# WHAT YOU NEED TO DO:
Repeat each entry in full, exactly.

# PROVIDED INFORMATION:

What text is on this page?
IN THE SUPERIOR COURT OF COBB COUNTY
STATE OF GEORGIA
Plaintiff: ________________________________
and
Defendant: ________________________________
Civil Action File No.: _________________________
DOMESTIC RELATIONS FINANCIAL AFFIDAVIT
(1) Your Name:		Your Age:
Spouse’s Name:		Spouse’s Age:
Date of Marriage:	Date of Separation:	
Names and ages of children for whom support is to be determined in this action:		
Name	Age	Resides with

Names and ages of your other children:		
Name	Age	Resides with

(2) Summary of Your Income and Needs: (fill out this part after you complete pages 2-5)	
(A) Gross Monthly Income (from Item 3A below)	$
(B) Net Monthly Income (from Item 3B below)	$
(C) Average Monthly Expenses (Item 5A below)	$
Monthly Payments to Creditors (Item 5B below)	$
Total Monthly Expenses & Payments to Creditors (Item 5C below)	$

# OUTPUT:
What text is on this page?
IN THE SUPERIOR COURT OF COBB COUNTY
STATE OF GEORGIA
Plaintiff: ________________________________
and
Defendant: ________________________________
Civil Action File No.: _________________________
DOMESTIC RELATIONS FINANCIAL AFFIDAVIT
(1) Your Name:		Your Age:
Spouse’s Name:		Spouse’s Age:
Date of Marriage:	Date of Separation:	
Names and ages of children for whom support is to be determined in this action:		
Name	Age	Resides with

Names and ages of your other children:		
Name	Age	Resides with

(2) Summary of Your Income and Needs: (fill out this part after you complete pages 2-5)	
(A) Gross Monthly Income (from Item 3A below)	$
(B) Net Monthly Income (from Item 3B below)	$
(C) Average Monthly Expenses (Item 5A below)	$
Monthly Payments to Creditors (Item 5B below)	$
Total Monthly Expenses & Payments to Creditors (Item 5C below)	$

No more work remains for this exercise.